# YOUR OBJECTIVE
Determine how many lines below hold the string "text". Reply with the number alone.

(Stored items from a collection)
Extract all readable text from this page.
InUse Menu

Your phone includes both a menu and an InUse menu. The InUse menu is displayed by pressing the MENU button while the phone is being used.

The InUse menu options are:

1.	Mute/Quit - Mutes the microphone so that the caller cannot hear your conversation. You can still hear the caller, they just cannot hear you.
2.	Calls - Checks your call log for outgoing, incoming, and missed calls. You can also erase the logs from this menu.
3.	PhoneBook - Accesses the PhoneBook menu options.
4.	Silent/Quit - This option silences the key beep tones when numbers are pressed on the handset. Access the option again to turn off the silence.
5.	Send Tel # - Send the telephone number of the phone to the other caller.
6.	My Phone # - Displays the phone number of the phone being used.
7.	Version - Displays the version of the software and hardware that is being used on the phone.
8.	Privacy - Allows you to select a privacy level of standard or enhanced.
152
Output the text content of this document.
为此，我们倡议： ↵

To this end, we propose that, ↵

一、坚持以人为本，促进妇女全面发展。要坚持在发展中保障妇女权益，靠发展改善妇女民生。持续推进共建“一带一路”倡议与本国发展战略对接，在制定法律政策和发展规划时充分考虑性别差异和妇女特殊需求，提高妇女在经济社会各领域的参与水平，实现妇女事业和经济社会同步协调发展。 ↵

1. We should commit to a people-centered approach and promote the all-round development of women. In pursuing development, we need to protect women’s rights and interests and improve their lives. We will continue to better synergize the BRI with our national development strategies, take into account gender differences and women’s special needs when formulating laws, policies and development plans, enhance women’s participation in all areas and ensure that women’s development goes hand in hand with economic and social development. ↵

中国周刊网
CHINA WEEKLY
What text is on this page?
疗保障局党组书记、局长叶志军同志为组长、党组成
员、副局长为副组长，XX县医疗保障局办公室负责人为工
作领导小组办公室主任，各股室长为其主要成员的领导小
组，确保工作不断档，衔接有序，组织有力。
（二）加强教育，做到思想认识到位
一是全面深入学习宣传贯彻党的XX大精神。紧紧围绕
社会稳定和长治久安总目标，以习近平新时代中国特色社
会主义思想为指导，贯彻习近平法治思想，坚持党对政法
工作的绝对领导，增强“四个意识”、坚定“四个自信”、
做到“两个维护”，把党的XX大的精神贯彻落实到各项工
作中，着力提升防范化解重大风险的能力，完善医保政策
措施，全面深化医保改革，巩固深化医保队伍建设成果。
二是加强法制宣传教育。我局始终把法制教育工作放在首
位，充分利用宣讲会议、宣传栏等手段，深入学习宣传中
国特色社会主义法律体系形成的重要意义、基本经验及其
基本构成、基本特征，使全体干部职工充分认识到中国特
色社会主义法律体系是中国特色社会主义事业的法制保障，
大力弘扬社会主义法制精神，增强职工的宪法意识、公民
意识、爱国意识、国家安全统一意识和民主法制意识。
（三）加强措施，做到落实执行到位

# ANSWER TO THIS TASK
3